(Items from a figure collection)
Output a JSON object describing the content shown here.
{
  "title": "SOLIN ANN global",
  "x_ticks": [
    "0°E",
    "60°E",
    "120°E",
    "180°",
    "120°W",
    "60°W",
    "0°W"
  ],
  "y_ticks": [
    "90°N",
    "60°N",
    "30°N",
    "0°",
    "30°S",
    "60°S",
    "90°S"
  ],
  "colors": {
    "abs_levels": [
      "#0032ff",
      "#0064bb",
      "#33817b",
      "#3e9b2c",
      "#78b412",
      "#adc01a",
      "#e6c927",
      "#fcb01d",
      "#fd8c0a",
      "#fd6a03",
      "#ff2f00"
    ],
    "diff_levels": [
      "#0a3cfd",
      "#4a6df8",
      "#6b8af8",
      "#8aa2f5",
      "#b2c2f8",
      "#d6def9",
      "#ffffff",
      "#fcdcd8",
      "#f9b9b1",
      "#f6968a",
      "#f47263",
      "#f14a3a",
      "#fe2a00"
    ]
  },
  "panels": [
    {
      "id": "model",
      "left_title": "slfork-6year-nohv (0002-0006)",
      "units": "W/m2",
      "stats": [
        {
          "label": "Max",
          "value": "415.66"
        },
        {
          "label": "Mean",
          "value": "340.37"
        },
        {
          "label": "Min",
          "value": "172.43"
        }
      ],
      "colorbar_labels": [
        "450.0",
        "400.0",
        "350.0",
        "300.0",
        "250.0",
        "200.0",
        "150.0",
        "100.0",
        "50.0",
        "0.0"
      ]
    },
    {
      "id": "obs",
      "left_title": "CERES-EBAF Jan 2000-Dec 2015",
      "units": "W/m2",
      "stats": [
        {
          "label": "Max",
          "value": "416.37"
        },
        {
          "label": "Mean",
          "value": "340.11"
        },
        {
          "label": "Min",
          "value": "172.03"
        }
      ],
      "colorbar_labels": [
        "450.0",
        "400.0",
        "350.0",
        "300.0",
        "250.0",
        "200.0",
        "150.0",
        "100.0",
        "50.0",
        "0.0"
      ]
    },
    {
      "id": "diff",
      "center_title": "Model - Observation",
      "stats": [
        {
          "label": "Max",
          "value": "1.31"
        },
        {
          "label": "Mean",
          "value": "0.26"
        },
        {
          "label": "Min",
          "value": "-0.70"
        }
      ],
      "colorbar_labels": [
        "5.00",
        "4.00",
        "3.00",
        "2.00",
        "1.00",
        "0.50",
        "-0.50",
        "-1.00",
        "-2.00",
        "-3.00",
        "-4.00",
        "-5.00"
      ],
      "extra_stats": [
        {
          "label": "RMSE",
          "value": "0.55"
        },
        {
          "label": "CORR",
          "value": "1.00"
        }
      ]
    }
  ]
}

_TASK INSTRUCTIONS_
All entries shown above should be printed again exactly.

_THE COMPLETED TASK_
Output a JSON object describing the content shown here.
{
  "title": "SOLIN ANN global",
  "x_ticks": [
    "0°E",
    "60°E",
    "120°E",
    "180°",
    "120°W",
    "60°W",
    "0°W"
  ],
  "y_ticks": [
    "90°N",
    "60°N",
    "30°N",
    "0°",
    "30°S",
    "60°S",
    "90°S"
  ],
  "colors": {
    "abs_levels": [
      "#0032ff",
      "#0064bb",
      "#33817b",
      "#3e9b2c",
      "#78b412",
      "#adc01a",
      "#e6c927",
      "#fcb01d",
      "#fd8c0a",
      "#fd6a03",
      "#ff2f00"
    ],
    "diff_levels": [
      "#0a3cfd",
      "#4a6df8",
      "#6b8af8",
      "#8aa2f5",
      "#b2c2f8",
      "#d6def9",
      "#ffffff",
      "#fcdcd8",
      "#f9b9b1",
      "#f6968a",
      "#f47263",
      "#f14a3a",
      "#fe2a00"
    ]
  },
  "panels": [
    {
      "id": "model",
      "left_title": "slfork-6year-nohv (0002-0006)",
      "units": "W/m2",
      "stats": [
        {
          "label": "Max",
          "value": "415.66"
        },
        {
          "label": "Mean",
          "value": "340.37"
        },
        {
          "label": "Min",
          "value": "172.43"
        }
      ],
      "colorbar_labels": [
        "450.0",
        "400.0",
        "350.0",
        "300.0",
        "250.0",
        "200.0",
        "150.0",
        "100.0",
        "50.0",
        "0.0"
      ]
    },
    {
      "id": "obs",
      "left_title": "CERES-EBAF Jan 2000-Dec 2015",
      "units": "W/m2",
      "stats": [
        {
          "label": "Max",
          "value": "416.37"
        },
        {
          "label": "Mean",
          "value": "340.11"
        },
        {
          "label": "Min",
          "value": "172.03"
        }
      ],
      "colorbar_labels": [
        "450.0",
        "400.0",
        "350.0",
        "300.0",
        "250.0",
        "200.0",
        "150.0",
        "100.0",
        "50.0",
        "0.0"
      ]
    },
    {
      "id": "diff",
      "center_title": "Model - Observation",
      "stats": [
        {
          "label": "Max",
          "value": "1.31"
        },
        {
          "label": "Mean",
          "value": "0.26"
        },
        {
          "label": "Min",
          "value": "-0.70"
        }
      ],
      "colorbar_labels": [
        "5.00",
        "4.00",
        "3.00",
        "2.00",
        "1.00",
        "0.50",
        "-0.50",
        "-1.00",
        "-2.00",
        "-3.00",
        "-4.00",
        "-5.00"
      ],
      "extra_stats": [
        {
          "label": "RMSE",
          "value": "0.55"
        },
        {
          "label": "CORR",
          "value": "1.00"
        }
      ]
    }
  ]
}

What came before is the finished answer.